### [GIVEN REQUEST]
Count the lines that include the string "Temperature", and give only that number.

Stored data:
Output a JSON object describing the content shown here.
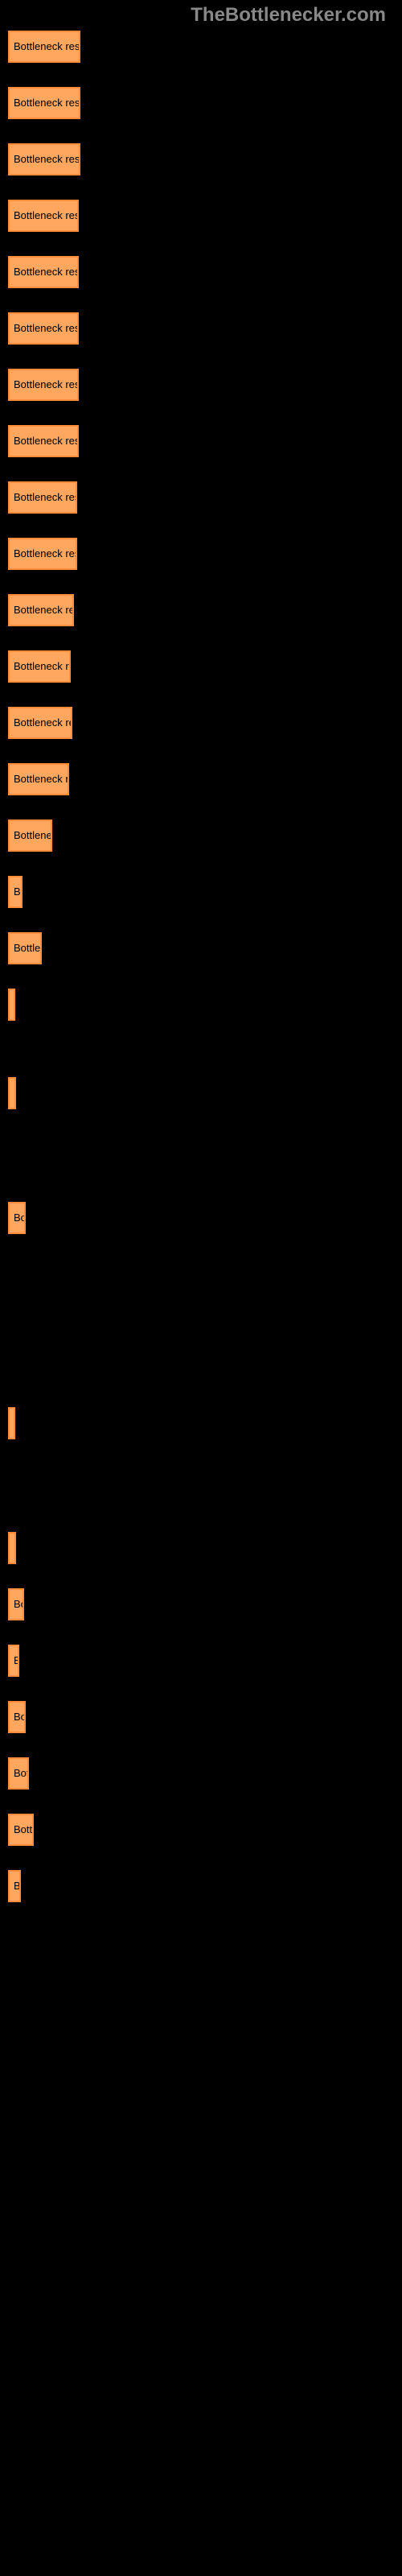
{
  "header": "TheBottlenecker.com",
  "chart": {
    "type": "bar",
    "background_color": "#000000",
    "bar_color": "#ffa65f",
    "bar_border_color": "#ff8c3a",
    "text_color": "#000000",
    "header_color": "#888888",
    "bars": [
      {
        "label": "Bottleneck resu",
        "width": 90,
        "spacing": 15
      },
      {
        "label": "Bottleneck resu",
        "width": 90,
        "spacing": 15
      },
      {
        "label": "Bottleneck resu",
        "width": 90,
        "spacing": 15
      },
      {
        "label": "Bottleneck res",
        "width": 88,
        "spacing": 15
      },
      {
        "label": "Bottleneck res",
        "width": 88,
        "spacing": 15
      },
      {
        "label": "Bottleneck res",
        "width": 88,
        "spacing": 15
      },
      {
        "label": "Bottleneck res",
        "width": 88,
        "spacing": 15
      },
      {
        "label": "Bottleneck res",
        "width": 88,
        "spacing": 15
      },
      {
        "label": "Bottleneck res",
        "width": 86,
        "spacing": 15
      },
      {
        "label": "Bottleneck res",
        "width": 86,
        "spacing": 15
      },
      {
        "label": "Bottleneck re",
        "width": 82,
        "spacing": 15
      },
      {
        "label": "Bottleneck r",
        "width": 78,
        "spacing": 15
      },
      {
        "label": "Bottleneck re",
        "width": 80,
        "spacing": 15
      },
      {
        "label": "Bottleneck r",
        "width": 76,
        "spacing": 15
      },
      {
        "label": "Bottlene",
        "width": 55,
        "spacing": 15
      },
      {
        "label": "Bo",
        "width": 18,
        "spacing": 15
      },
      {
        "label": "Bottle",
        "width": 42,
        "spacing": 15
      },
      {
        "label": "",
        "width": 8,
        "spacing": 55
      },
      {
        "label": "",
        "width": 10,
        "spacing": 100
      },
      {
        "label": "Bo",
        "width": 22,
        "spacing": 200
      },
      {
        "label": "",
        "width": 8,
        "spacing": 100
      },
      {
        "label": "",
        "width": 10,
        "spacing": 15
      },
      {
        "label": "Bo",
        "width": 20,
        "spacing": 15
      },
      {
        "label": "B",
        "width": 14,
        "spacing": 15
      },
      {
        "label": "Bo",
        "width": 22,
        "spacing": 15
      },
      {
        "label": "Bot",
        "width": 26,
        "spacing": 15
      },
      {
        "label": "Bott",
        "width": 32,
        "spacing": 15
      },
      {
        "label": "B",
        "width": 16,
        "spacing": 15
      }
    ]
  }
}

---

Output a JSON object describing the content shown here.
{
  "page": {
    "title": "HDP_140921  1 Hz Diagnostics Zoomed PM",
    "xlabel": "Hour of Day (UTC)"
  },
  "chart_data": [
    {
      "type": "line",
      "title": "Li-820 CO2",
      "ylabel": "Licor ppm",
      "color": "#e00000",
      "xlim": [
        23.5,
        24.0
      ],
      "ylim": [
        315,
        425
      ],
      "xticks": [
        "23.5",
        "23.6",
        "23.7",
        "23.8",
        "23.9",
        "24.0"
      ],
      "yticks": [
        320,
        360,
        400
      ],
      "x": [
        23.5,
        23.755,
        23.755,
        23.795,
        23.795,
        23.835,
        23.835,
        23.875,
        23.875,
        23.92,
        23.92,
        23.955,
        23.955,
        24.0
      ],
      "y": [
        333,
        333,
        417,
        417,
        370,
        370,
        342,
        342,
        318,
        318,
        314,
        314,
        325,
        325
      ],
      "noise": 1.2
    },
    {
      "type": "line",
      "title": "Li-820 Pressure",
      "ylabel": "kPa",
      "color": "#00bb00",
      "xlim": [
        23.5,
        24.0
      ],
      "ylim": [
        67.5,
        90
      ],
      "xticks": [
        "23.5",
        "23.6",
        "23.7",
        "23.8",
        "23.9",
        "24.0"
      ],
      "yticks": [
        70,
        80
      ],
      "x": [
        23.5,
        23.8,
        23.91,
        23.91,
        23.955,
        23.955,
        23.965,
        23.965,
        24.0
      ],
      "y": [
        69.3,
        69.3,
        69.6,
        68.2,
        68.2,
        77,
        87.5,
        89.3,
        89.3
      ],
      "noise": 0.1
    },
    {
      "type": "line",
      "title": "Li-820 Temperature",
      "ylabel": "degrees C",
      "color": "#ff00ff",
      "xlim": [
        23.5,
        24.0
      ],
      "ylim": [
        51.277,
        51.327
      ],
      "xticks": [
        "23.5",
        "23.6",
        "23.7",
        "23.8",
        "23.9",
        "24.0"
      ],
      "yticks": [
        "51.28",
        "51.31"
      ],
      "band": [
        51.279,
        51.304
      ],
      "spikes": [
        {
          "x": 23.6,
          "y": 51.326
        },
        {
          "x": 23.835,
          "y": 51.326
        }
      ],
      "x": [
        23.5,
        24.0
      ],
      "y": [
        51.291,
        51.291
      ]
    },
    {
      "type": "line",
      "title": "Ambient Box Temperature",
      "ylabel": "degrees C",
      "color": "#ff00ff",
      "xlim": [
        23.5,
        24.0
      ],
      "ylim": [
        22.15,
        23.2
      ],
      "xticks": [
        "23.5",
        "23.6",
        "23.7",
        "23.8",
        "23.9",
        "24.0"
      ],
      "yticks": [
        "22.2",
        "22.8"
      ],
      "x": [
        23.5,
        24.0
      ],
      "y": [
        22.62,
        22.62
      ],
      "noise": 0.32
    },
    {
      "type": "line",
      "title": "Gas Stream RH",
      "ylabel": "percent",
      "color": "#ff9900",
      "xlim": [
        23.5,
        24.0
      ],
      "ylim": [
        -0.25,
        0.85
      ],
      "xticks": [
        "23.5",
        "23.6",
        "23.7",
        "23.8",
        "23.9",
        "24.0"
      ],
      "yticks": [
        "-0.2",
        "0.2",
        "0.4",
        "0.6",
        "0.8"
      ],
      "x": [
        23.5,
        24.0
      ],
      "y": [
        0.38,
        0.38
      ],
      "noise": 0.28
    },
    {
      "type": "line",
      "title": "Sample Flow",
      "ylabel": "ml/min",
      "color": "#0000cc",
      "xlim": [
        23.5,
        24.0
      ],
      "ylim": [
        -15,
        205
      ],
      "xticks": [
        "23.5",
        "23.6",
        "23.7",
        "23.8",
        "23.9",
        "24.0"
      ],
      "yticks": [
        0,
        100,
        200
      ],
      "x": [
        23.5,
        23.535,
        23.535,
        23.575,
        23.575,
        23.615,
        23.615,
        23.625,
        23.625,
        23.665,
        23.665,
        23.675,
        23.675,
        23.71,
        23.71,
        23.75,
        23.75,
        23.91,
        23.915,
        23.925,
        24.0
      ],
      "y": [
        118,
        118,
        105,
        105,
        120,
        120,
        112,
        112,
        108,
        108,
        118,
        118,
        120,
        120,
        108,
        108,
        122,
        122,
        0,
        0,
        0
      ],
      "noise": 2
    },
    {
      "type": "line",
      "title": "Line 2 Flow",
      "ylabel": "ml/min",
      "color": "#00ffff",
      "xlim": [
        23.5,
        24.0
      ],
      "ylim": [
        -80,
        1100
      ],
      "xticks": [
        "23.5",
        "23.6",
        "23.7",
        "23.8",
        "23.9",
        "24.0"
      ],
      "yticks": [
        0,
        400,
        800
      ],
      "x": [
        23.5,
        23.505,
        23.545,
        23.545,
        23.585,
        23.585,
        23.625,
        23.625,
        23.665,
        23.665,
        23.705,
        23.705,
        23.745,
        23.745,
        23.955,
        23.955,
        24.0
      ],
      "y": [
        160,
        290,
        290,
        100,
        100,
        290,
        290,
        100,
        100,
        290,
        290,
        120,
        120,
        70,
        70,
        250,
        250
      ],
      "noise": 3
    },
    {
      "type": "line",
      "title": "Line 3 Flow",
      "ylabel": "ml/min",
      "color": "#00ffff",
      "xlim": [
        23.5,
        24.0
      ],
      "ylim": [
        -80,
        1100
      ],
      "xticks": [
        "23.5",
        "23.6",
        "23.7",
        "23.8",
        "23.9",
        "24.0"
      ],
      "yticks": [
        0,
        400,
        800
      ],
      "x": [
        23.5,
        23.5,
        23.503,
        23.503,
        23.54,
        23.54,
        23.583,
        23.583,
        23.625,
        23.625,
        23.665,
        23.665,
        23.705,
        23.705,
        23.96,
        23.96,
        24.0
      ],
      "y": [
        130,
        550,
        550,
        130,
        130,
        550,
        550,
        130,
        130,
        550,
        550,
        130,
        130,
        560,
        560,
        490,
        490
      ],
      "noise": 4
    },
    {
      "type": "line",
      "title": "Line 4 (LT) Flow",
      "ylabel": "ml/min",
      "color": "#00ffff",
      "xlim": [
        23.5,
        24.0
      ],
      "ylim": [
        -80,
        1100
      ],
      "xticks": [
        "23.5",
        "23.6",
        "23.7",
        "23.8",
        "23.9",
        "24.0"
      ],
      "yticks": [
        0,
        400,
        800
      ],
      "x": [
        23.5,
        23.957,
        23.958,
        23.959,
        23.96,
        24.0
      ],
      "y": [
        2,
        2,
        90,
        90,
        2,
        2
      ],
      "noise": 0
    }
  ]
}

### [OUTPUT OF THE TASK]
2